## REQUIRED TASK
Copy each line exactly. Drop every picture.

## ENTRIES PROVIDED
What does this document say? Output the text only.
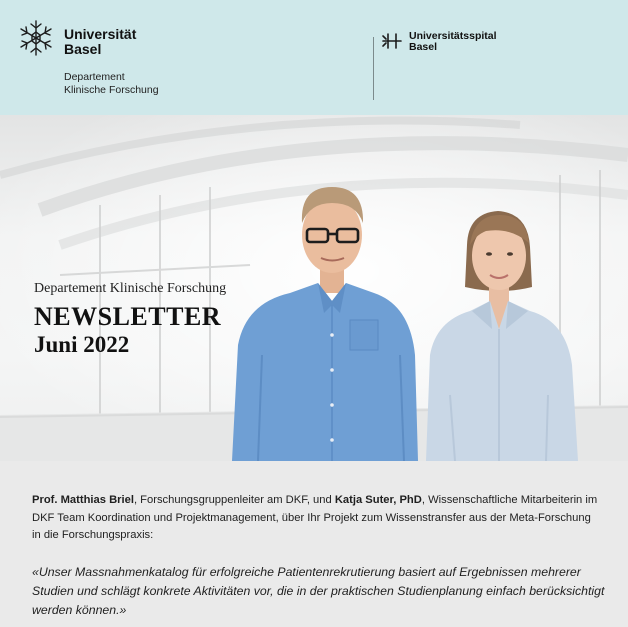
Universität
Basel
Departement
Klinische Forschung
Universitätsspital
Basel
Departement Klinische Forschung
NEWSLETTER
Juni 2022

Prof. Matthias Briel, Forschungsgruppenleiter am DKF, und Katja Suter, PhD, Wissenschaftliche Mitarbeiterin im DKF Team Koordination und Projektmanagement, über Ihr Projekt zum Wissenstransfer aus der Meta-Forschung in die Forschungspraxis:

«Unser Massnahmenkatalog für erfolgreiche Patientenrekrutierung basiert auf Ergebnissen mehrerer Studien und schlägt konkrete Aktivitäten vor, die in der praktischen Studienplanung einfach berücksichtigt werden können.»
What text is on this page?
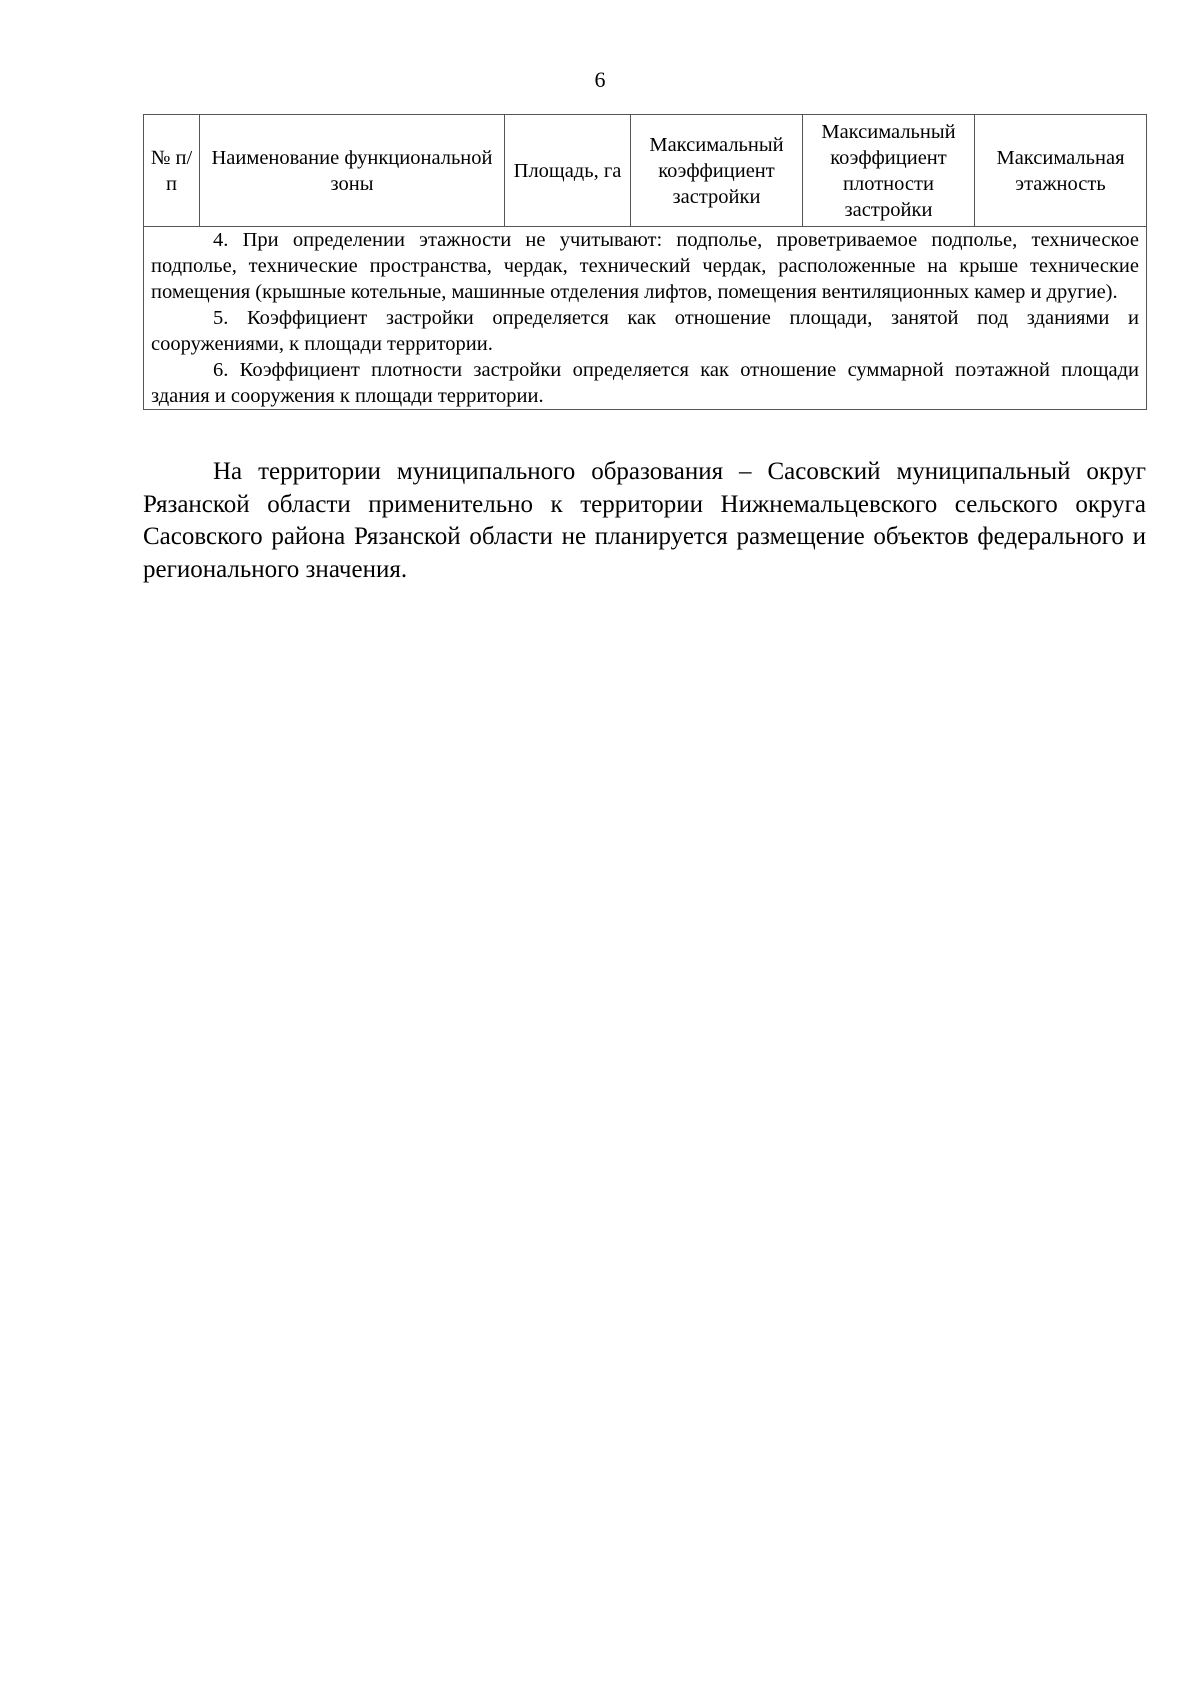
6
№ п/п	Наименование функциональной зоны	Площадь, га	Максимальный коэффициент застройки	Максимальный коэффициент плотности застройки	Максимальная этажность

4. При определении этажности не учитывают: подполье, проветриваемое подполье, техническое подполье, технические пространства, чердак, технический чердак, расположенные на крыше технические помещения (крышные котельные, машинные отделения лифтов, помещения вентиляционных камер и другие).

5. Коэффициент застройки определяется как отношение площади, занятой под зданиями и сооружениями, к площади территории.

6. Коэффициент плотности застройки определяется как отношение суммарной поэтажной площади здания и сооружения к площади территории.

На территории муниципального образования – Сасовский муниципальный округ Рязанской области применительно к территории Нижнемальцевского сельского округа Сасовского района Рязанской области не планируется размещение объектов федерального и регионального значения.
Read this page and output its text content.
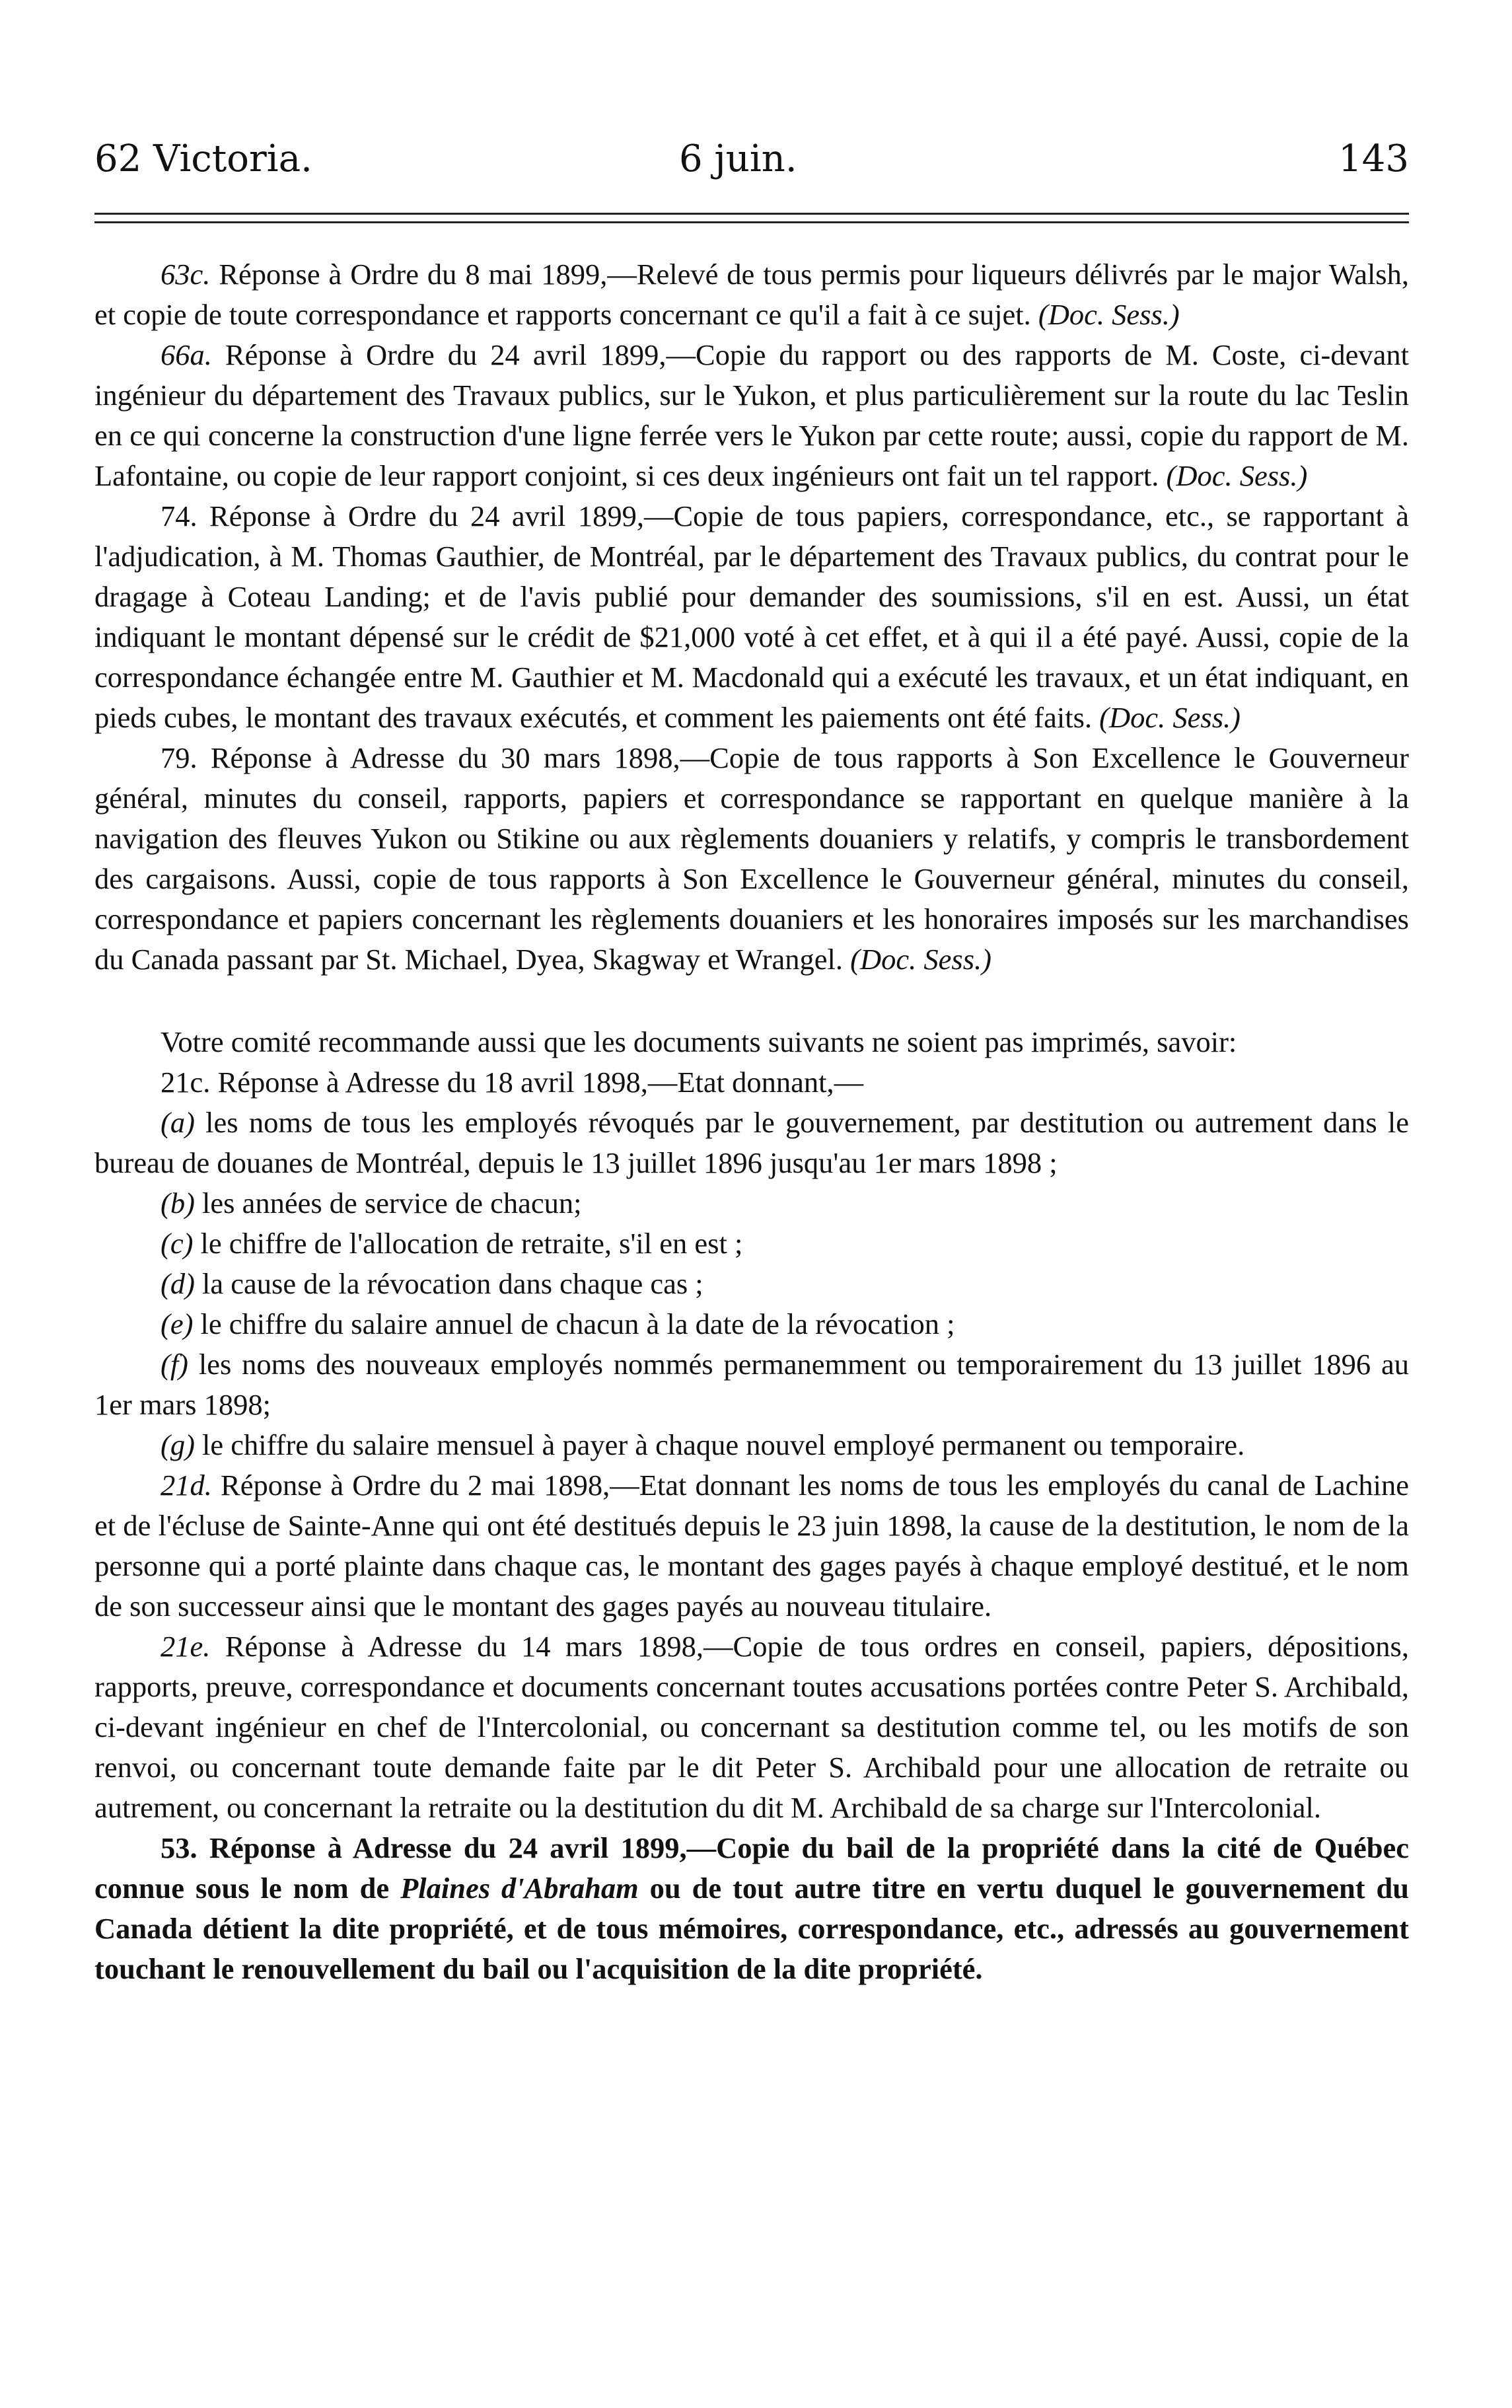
62 Victoria.	6 juin.	143

63c. Réponse à Ordre du 8 mai 1899,—Relevé de tous permis pour liqueurs délivrés par le major Walsh, et copie de toute correspondance et rapports concernant ce qu'il a fait à ce sujet. (Doc. Sess.)

66a. Réponse à Ordre du 24 avril 1899,—Copie du rapport ou des rapports de M. Coste, ci-devant ingénieur du département des Travaux publics, sur le Yukon, et plus particulièrement sur la route du lac Teslin en ce qui concerne la construction d'une ligne ferrée vers le Yukon par cette route; aussi, copie du rapport de M. Lafontaine, ou copie de leur rapport conjoint, si ces deux ingénieurs ont fait un tel rapport. (Doc. Sess.)

74. Réponse à Ordre du 24 avril 1899,—Copie de tous papiers, correspondance, etc., se rapportant à l'adjudication, à M. Thomas Gauthier, de Montréal, par le département des Travaux publics, du contrat pour le dragage à Coteau Landing; et de l'avis publié pour demander des soumissions, s'il en est. Aussi, un état indiquant le montant dépensé sur le crédit de $21,000 voté à cet effet, et à qui il a été payé. Aussi, copie de la correspondance échangée entre M. Gauthier et M. Macdonald qui a exécuté les travaux, et un état indiquant, en pieds cubes, le montant des travaux exécutés, et comment les paiements ont été faits. (Doc. Sess.)

79. Réponse à Adresse du 30 mars 1898,—Copie de tous rapports à Son Excellence le Gouverneur général, minutes du conseil, rapports, papiers et correspondance se rapportant en quelque manière à la navigation des fleuves Yukon ou Stikine ou aux règlements douaniers y relatifs, y compris le transbordement des cargaisons. Aussi, copie de tous rapports à Son Excellence le Gouverneur général, minutes du conseil, correspondance et papiers concernant les règlements douaniers et les honoraires imposés sur les marchandises du Canada passant par St. Michael, Dyea, Skagway et Wrangel. (Doc. Sess.)

Votre comité recommande aussi que les documents suivants ne soient pas imprimés, savoir:

21c. Réponse à Adresse du 18 avril 1898,—Etat donnant,—

(a) les noms de tous les employés révoqués par le gouvernement, par destitution ou autrement dans le bureau de douanes de Montréal, depuis le 13 juillet 1896 jusqu'au 1er mars 1898 ;

(b) les années de service de chacun;

(c) le chiffre de l'allocation de retraite, s'il en est ;

(d) la cause de la révocation dans chaque cas ;

(e) le chiffre du salaire annuel de chacun à la date de la révocation ;

(f) les noms des nouveaux employés nommés permanemment ou temporairement du 13 juillet 1896 au 1er mars 1898;

(g) le chiffre du salaire mensuel à payer à chaque nouvel employé permanent ou temporaire.

21d. Réponse à Ordre du 2 mai 1898,—Etat donnant les noms de tous les employés du canal de Lachine et de l'écluse de Sainte-Anne qui ont été destitués depuis le 23 juin 1898, la cause de la destitution, le nom de la personne qui a porté plainte dans chaque cas, le montant des gages payés à chaque employé destitué, et le nom de son successeur ainsi que le montant des gages payés au nouveau titulaire.

21e. Réponse à Adresse du 14 mars 1898,—Copie de tous ordres en conseil, papiers, dépositions, rapports, preuve, correspondance et documents concernant toutes accusations portées contre Peter S. Archibald, ci-devant ingénieur en chef de l'Intercolonial, ou concernant sa destitution comme tel, ou les motifs de son renvoi, ou concernant toute demande faite par le dit Peter S. Archibald pour une allocation de retraite ou autrement, ou concernant la retraite ou la destitution du dit M. Archibald de sa charge sur l'Intercolonial.

53. Réponse à Adresse du 24 avril 1899,—Copie du bail de la propriété dans la cité de Québec connue sous le nom de Plaines d'Abraham ou de tout autre titre en vertu duquel le gouvernement du Canada détient la dite propriété, et de tous mémoires, correspondance, etc., adressés au gouvernement touchant le renouvellement du bail ou l'acquisition de la dite propriété.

## REPLY TO THE TASK
What does this document say? Output the text only.
Universität
Basel
Departement
Klinische Forschung
Universitätsspital
Basel
Departement Klinische Forschung
NEWSLETTER
Juni 2022

Prof. Matthias Briel, Forschungsgruppenleiter am DKF, und Katja Suter, PhD, Wissenschaftliche Mitarbeiterin im DKF Team Koordination und Projektmanagement, über Ihr Projekt zum Wissenstransfer aus der Meta-Forschung in die Forschungspraxis:

«Unser Massnahmenkatalog für erfolgreiche Patientenrekrutierung basiert auf Ergebnissen mehrerer Studien und schlägt konkrete Aktivitäten vor, die in der praktischen Studienplanung einfach berücksichtigt werden können.»
What text is on this page?
6
№ п/п	Наименование функциональной зоны	Площадь, га	Максимальный коэффициент застройки	Максимальный коэффициент плотности застройки	Максимальная этажность

4. При определении этажности не учитывают: подполье, проветриваемое подполье, техническое подполье, технические пространства, чердак, технический чердак, расположенные на крыше технические помещения (крышные котельные, машинные отделения лифтов, помещения вентиляционных камер и другие).

5. Коэффициент застройки определяется как отношение площади, занятой под зданиями и сооружениями, к площади территории.

6. Коэффициент плотности застройки определяется как отношение суммарной поэтажной площади здания и сооружения к площади территории.

На территории муниципального образования – Сасовский муниципальный округ Рязанской области применительно к территории Нижнемальцевского сельского округа Сасовского района Рязанской области не планируется размещение объектов федерального и регионального значения.
Read this page and output its text content.
62 Victoria.	6 juin.	143

63c. Réponse à Ordre du 8 mai 1899,—Relevé de tous permis pour liqueurs délivrés par le major Walsh, et copie de toute correspondance et rapports concernant ce qu'il a fait à ce sujet. (Doc. Sess.)

66a. Réponse à Ordre du 24 avril 1899,—Copie du rapport ou des rapports de M. Coste, ci-devant ingénieur du département des Travaux publics, sur le Yukon, et plus particulièrement sur la route du lac Teslin en ce qui concerne la construction d'une ligne ferrée vers le Yukon par cette route; aussi, copie du rapport de M. Lafontaine, ou copie de leur rapport conjoint, si ces deux ingénieurs ont fait un tel rapport. (Doc. Sess.)

74. Réponse à Ordre du 24 avril 1899,—Copie de tous papiers, correspondance, etc., se rapportant à l'adjudication, à M. Thomas Gauthier, de Montréal, par le département des Travaux publics, du contrat pour le dragage à Coteau Landing; et de l'avis publié pour demander des soumissions, s'il en est. Aussi, un état indiquant le montant dépensé sur le crédit de $21,000 voté à cet effet, et à qui il a été payé. Aussi, copie de la correspondance échangée entre M. Gauthier et M. Macdonald qui a exécuté les travaux, et un état indiquant, en pieds cubes, le montant des travaux exécutés, et comment les paiements ont été faits. (Doc. Sess.)

79. Réponse à Adresse du 30 mars 1898,—Copie de tous rapports à Son Excellence le Gouverneur général, minutes du conseil, rapports, papiers et correspondance se rapportant en quelque manière à la navigation des fleuves Yukon ou Stikine ou aux règlements douaniers y relatifs, y compris le transbordement des cargaisons. Aussi, copie de tous rapports à Son Excellence le Gouverneur général, minutes du conseil, correspondance et papiers concernant les règlements douaniers et les honoraires imposés sur les marchandises du Canada passant par St. Michael, Dyea, Skagway et Wrangel. (Doc. Sess.)

Votre comité recommande aussi que les documents suivants ne soient pas imprimés, savoir:

21c. Réponse à Adresse du 18 avril 1898,—Etat donnant,—

(a) les noms de tous les employés révoqués par le gouvernement, par destitution ou autrement dans le bureau de douanes de Montréal, depuis le 13 juillet 1896 jusqu'au 1er mars 1898 ;

(b) les années de service de chacun;

(c) le chiffre de l'allocation de retraite, s'il en est ;

(d) la cause de la révocation dans chaque cas ;

(e) le chiffre du salaire annuel de chacun à la date de la révocation ;

(f) les noms des nouveaux employés nommés permanemment ou temporairement du 13 juillet 1896 au 1er mars 1898;

(g) le chiffre du salaire mensuel à payer à chaque nouvel employé permanent ou temporaire.

21d. Réponse à Ordre du 2 mai 1898,—Etat donnant les noms de tous les employés du canal de Lachine et de l'écluse de Sainte-Anne qui ont été destitués depuis le 23 juin 1898, la cause de la destitution, le nom de la personne qui a porté plainte dans chaque cas, le montant des gages payés à chaque employé destitué, et le nom de son successeur ainsi que le montant des gages payés au nouveau titulaire.

21e. Réponse à Adresse du 14 mars 1898,—Copie de tous ordres en conseil, papiers, dépositions, rapports, preuve, correspondance et documents concernant toutes accusations portées contre Peter S. Archibald, ci-devant ingénieur en chef de l'Intercolonial, ou concernant sa destitution comme tel, ou les motifs de son renvoi, ou concernant toute demande faite par le dit Peter S. Archibald pour une allocation de retraite ou autrement, ou concernant la retraite ou la destitution du dit M. Archibald de sa charge sur l'Intercolonial.

53. Réponse à Adresse du 24 avril 1899,—Copie du bail de la propriété dans la cité de Québec connue sous le nom de Plaines d'Abraham ou de tout autre titre en vertu duquel le gouvernement du Canada détient la dite propriété, et de tous mémoires, correspondance, etc., adressés au gouvernement touchant le renouvellement du bail ou l'acquisition de la dite propriété.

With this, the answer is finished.